BEGIN

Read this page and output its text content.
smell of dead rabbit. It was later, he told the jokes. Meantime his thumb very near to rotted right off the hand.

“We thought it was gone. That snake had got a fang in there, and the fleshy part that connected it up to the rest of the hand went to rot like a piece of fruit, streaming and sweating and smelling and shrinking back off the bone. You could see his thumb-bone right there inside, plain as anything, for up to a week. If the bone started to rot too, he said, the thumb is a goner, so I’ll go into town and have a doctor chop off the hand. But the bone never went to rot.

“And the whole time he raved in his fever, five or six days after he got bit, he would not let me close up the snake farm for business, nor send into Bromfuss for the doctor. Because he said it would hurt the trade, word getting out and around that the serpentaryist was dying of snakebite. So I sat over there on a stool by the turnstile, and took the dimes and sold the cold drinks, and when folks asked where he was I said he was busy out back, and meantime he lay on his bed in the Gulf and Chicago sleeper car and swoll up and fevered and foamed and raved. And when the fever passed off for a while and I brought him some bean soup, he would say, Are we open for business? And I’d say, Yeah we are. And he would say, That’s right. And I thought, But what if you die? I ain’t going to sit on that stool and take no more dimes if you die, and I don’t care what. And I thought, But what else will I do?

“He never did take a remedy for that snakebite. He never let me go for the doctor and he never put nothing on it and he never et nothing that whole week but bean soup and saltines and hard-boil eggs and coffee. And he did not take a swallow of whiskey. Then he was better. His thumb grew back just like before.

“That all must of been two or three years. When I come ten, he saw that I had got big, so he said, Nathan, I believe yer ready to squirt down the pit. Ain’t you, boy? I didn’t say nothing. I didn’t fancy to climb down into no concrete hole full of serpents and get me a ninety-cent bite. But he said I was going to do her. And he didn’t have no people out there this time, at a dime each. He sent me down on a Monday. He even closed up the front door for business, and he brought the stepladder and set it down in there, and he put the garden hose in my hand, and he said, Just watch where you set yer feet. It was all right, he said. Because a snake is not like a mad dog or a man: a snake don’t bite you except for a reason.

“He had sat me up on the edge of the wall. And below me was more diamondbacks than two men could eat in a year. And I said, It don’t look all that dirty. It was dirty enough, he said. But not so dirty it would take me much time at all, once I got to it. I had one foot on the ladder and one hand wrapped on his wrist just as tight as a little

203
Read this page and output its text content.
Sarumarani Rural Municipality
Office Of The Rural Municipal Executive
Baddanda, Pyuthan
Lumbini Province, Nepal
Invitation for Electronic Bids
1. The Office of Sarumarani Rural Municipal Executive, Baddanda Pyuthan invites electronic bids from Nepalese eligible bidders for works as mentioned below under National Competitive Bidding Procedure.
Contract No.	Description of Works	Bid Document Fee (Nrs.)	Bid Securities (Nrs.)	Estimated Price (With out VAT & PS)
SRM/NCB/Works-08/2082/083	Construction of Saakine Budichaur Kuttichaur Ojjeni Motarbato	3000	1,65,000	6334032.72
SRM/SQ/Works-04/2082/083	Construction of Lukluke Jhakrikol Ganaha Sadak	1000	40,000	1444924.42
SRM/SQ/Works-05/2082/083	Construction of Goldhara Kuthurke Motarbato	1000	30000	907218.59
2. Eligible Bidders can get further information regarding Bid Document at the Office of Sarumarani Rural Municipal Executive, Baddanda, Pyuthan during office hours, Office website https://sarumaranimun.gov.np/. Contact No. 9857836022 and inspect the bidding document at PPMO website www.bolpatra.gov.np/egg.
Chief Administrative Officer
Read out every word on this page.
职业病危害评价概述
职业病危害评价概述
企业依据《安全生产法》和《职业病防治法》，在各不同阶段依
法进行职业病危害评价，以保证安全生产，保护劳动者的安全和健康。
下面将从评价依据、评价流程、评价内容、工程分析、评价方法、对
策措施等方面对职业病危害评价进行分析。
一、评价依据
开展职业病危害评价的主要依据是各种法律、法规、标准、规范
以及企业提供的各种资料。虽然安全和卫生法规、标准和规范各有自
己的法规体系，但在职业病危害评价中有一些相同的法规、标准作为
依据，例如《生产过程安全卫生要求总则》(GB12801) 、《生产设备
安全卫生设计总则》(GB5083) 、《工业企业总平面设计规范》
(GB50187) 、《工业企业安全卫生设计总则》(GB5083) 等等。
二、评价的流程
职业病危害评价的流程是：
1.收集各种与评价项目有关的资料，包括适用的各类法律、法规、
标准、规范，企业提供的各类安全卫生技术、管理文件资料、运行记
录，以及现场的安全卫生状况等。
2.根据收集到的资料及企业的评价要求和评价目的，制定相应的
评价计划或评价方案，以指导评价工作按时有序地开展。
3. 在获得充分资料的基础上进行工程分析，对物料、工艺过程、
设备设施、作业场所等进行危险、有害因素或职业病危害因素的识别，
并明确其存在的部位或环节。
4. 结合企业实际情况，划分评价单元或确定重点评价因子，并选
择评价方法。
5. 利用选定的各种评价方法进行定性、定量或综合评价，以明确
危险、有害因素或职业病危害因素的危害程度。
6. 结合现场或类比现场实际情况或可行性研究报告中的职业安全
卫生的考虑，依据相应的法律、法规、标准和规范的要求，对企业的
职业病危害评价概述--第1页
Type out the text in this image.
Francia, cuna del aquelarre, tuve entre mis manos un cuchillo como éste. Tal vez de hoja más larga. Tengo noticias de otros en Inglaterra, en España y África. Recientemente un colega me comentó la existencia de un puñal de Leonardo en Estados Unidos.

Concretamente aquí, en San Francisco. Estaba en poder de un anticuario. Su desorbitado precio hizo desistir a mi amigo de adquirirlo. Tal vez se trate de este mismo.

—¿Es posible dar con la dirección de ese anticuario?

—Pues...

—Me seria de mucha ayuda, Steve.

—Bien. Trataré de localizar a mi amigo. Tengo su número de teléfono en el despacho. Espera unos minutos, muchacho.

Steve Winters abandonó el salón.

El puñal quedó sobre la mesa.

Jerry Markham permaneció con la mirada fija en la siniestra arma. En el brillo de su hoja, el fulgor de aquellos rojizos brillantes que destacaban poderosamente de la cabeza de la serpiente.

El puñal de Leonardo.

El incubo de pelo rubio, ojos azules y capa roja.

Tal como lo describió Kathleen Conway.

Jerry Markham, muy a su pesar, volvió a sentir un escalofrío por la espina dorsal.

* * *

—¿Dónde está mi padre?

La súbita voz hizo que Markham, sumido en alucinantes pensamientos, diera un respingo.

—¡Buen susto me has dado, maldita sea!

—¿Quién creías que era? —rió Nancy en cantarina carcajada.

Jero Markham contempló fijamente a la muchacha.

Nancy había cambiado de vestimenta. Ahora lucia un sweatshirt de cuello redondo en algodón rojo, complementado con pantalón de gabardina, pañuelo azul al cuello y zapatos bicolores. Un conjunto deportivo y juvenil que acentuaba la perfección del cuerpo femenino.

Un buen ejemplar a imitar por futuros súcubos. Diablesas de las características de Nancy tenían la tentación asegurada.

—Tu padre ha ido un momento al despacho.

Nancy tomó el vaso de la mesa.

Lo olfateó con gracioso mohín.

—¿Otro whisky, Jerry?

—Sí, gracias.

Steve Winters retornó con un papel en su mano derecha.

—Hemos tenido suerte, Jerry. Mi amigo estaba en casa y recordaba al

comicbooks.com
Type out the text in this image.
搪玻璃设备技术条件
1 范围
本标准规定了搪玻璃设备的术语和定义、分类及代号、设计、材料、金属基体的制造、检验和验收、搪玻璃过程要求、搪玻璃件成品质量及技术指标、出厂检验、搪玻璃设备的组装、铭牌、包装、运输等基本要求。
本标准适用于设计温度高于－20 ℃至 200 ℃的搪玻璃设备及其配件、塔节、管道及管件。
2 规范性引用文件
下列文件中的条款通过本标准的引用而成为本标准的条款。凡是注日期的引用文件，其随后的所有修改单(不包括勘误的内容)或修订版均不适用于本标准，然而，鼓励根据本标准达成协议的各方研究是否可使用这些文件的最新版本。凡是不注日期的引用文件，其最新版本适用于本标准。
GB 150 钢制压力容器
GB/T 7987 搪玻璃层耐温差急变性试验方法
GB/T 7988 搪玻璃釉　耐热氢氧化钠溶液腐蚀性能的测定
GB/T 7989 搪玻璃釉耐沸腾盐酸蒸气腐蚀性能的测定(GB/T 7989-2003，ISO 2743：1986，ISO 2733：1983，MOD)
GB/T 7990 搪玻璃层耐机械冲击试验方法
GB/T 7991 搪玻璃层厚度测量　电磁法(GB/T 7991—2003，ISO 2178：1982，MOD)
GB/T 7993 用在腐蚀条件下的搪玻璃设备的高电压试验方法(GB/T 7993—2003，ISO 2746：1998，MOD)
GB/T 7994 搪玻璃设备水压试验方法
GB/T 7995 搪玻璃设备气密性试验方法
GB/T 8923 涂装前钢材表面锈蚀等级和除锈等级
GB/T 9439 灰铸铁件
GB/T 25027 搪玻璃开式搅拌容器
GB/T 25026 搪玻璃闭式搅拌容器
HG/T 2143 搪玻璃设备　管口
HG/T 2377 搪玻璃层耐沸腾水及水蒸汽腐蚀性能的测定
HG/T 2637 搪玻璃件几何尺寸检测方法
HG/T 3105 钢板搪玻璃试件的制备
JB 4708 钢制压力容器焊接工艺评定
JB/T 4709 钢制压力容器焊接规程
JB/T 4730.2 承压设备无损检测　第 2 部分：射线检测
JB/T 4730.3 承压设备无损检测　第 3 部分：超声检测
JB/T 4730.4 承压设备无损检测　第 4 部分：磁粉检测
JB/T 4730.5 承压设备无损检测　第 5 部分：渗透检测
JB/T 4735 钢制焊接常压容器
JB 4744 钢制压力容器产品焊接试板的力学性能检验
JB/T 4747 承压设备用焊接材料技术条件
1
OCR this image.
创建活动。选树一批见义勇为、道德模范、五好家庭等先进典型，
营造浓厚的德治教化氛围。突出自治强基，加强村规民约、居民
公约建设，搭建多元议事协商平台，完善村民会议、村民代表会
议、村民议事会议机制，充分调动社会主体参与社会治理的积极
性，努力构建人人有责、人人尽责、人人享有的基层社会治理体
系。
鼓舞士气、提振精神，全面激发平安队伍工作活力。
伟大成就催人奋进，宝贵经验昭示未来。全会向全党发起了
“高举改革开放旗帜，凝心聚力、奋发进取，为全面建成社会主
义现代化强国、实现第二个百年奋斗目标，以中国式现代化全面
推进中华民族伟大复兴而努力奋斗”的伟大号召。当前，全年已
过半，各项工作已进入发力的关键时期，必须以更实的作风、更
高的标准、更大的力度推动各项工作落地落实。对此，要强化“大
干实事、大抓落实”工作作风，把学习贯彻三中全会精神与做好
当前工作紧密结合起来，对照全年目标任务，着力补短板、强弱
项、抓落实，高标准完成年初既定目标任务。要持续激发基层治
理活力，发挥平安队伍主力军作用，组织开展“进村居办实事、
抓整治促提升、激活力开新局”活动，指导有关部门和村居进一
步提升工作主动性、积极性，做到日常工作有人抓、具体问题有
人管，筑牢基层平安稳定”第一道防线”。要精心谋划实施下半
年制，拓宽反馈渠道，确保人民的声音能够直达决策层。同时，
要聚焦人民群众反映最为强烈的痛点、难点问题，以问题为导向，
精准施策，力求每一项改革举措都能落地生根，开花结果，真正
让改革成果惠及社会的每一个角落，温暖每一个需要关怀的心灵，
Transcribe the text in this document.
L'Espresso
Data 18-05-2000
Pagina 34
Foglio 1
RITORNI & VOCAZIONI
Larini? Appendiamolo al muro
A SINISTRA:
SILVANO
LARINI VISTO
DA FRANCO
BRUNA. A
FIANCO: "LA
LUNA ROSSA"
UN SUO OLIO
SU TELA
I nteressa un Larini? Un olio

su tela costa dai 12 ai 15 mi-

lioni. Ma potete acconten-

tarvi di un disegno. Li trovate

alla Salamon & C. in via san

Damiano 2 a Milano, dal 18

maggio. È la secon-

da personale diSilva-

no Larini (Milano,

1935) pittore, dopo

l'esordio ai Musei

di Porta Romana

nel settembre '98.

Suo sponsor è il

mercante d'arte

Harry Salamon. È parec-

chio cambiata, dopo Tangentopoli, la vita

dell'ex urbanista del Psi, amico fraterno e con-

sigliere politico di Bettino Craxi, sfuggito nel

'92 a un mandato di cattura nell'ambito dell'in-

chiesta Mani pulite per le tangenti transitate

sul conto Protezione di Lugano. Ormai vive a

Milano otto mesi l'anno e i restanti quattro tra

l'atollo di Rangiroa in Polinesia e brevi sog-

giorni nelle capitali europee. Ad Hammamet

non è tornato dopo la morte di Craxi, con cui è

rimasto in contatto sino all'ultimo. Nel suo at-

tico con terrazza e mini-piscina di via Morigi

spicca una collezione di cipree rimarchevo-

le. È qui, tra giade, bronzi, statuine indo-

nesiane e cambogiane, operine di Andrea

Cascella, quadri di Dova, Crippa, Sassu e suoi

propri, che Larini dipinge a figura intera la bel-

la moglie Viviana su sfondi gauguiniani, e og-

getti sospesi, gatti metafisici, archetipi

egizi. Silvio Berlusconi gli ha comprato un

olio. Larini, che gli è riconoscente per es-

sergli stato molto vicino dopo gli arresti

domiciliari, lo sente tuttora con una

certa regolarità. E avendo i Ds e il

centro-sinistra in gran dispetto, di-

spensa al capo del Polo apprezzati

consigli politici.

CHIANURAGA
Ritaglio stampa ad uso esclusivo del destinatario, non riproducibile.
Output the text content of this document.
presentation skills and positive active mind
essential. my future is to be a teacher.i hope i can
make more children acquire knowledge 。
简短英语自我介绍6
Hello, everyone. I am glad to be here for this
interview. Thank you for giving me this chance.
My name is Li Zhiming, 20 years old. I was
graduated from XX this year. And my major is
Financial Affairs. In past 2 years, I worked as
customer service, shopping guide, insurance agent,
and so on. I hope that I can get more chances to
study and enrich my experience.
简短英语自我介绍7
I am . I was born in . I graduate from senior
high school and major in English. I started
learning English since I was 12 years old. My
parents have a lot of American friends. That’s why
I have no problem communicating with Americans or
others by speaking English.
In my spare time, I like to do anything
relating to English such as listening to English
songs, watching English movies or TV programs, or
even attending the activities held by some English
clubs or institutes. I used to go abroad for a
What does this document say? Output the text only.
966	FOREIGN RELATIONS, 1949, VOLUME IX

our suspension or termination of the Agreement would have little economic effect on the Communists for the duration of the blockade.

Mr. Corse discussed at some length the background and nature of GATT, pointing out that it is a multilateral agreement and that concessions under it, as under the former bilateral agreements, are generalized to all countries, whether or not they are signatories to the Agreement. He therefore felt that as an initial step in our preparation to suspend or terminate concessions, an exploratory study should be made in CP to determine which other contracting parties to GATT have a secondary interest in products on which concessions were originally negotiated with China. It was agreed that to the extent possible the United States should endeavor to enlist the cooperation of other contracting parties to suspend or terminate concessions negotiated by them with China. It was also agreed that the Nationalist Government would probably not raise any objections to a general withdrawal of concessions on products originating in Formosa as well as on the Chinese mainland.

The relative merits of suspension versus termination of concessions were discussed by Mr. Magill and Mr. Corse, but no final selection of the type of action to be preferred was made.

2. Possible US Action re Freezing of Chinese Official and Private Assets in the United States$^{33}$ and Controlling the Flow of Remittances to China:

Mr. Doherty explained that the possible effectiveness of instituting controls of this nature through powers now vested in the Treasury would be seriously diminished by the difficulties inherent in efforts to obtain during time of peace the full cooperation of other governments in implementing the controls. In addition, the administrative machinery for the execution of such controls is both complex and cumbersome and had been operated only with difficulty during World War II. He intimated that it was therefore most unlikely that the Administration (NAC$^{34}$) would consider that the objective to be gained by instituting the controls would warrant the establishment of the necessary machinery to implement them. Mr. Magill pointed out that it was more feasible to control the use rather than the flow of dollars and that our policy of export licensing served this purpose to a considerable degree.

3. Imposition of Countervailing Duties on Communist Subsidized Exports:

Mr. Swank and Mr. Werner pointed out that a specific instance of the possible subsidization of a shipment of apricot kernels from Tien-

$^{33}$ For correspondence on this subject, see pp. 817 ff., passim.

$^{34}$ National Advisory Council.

END

Reply with the number of lines in the material above that contain "anticuario", and nothing more.

**FINISHED TASK**
2